QUÉ SE SOLICITA> Copie sin modificación alguna cada línea del material que figura a continuación. No incluya la imagen en su respuesta.

━━ MATERIAL PROPORCIONADO

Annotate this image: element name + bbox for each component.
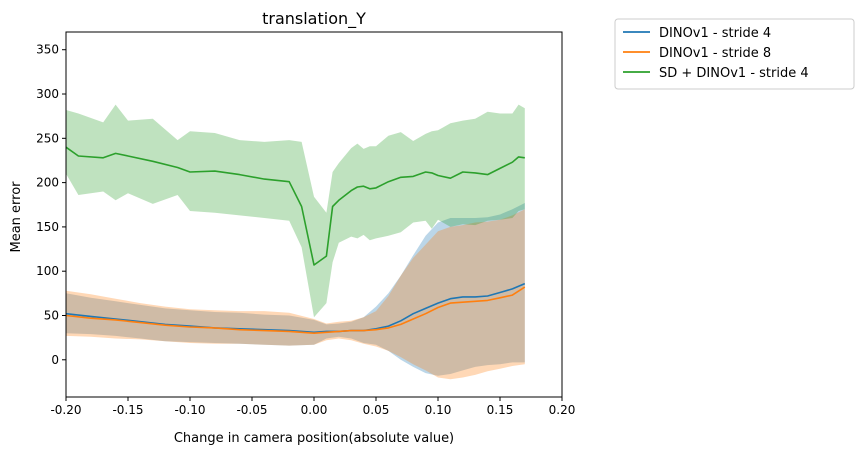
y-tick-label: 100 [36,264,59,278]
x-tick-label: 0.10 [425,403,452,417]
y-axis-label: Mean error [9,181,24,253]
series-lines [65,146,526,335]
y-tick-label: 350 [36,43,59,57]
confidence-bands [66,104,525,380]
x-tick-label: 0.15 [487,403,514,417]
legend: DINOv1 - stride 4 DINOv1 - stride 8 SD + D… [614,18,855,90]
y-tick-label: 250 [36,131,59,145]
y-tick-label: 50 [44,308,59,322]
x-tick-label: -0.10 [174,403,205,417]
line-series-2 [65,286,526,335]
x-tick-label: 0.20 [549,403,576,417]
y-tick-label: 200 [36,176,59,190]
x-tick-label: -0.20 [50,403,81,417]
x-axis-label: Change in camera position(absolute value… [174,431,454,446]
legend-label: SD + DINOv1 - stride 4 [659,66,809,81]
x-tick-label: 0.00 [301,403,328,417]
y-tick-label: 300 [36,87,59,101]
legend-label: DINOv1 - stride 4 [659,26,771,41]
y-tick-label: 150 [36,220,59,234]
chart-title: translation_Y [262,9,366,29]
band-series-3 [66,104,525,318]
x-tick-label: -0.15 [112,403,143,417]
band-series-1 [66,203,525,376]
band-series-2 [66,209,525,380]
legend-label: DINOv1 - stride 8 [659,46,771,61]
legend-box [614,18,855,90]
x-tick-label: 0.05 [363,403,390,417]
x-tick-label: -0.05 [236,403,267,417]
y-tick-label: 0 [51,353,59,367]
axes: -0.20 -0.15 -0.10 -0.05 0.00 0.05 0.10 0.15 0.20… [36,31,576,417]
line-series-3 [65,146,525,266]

━━━━

SOLUCIÓN DESARROLLADA>
Annotate this image: element name + bbox for each component.
y-tick-label: 100 [36,264,59,278]
x-tick-label: 0.10 [425,403,452,417]
y-axis-label: Mean error [9,181,24,253]
series-lines [65,146,526,335]
y-tick-label: 350 [36,43,59,57]
confidence-bands [66,104,525,380]
x-tick-label: 0.15 [487,403,514,417]
legend: DINOv1 - stride 4 DINOv1 - stride 8 SD + D… [614,18,855,90]
y-tick-label: 250 [36,131,59,145]
y-tick-label: 50 [44,308,59,322]
x-tick-label: -0.10 [174,403,205,417]
line-series-2 [65,286,526,335]
x-tick-label: 0.20 [549,403,576,417]
y-tick-label: 200 [36,176,59,190]
x-tick-label: -0.20 [50,403,81,417]
x-axis-label: Change in camera position(absolute value… [174,431,454,446]
legend-label: SD + DINOv1 - stride 4 [659,66,809,81]
x-tick-label: 0.00 [301,403,328,417]
y-tick-label: 300 [36,87,59,101]
legend-label: DINOv1 - stride 4 [659,26,771,41]
y-tick-label: 150 [36,220,59,234]
chart-title: translation_Y [262,9,366,29]
band-series-3 [66,104,525,318]
x-tick-label: -0.15 [112,403,143,417]
band-series-1 [66,203,525,376]
band-series-2 [66,209,525,380]
legend-label: DINOv1 - stride 8 [659,46,771,61]
legend-box [614,18,855,90]
x-tick-label: 0.05 [363,403,390,417]
x-tick-label: -0.05 [236,403,267,417]
y-tick-label: 0 [51,353,59,367]
axes: -0.20 -0.15 -0.10 -0.05 0.00 0.05 0.10 0.15 0.20… [36,31,576,417]
line-series-3 [65,146,525,266]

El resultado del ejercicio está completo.